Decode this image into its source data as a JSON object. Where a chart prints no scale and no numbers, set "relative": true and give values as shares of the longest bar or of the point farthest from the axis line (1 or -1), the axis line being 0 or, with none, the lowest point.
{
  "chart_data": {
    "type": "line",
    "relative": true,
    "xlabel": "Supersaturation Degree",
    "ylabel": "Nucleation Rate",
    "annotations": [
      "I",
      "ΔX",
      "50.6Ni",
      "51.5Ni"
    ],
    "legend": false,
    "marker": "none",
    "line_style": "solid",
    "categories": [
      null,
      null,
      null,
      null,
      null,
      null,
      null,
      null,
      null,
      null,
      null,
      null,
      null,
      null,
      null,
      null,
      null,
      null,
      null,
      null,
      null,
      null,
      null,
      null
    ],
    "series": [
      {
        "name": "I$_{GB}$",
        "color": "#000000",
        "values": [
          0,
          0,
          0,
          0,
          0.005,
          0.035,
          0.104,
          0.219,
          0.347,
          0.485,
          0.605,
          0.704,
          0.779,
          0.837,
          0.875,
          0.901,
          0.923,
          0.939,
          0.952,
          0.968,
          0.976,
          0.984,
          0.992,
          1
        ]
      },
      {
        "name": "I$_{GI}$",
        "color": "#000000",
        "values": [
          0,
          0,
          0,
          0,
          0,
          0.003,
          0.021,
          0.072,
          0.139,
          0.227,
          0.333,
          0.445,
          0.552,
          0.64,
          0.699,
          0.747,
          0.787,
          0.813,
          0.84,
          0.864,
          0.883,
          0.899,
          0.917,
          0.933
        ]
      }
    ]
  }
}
# # # # # # #
→ **Task to complete**
Print the records above in full, exactly.

→ **Written response**
Decode this image into its source data as a JSON object. Where a chart prints no scale and no numbers, set "relative": true and give values as shares of the longest bar or of the point farthest from the axis line (1 or -1), the axis line being 0 or, with none, the lowest point.
{
  "chart_data": {
    "type": "line",
    "relative": true,
    "xlabel": "Supersaturation Degree",
    "ylabel": "Nucleation Rate",
    "annotations": [
      "I",
      "ΔX",
      "50.6Ni",
      "51.5Ni"
    ],
    "legend": false,
    "marker": "none",
    "line_style": "solid",
    "categories": [
      null,
      null,
      null,
      null,
      null,
      null,
      null,
      null,
      null,
      null,
      null,
      null,
      null,
      null,
      null,
      null,
      null,
      null,
      null,
      null,
      null,
      null,
      null,
      null
    ],
    "series": [
      {
        "name": "I$_{GB}$",
        "color": "#000000",
        "values": [
          0,
          0,
          0,
          0,
          0.005,
          0.035,
          0.104,
          0.219,
          0.347,
          0.485,
          0.605,
          0.704,
          0.779,
          0.837,
          0.875,
          0.901,
          0.923,
          0.939,
          0.952,
          0.968,
          0.976,
          0.984,
          0.992,
          1
        ]
      },
      {
        "name": "I$_{GI}$",
        "color": "#000000",
        "values": [
          0,
          0,
          0,
          0,
          0,
          0.003,
          0.021,
          0.072,
          0.139,
          0.227,
          0.333,
          0.445,
          0.552,
          0.64,
          0.699,
          0.747,
          0.787,
          0.813,
          0.84,
          0.864,
          0.883,
          0.899,
          0.917,
          0.933
        ]
      }
    ]
  }
}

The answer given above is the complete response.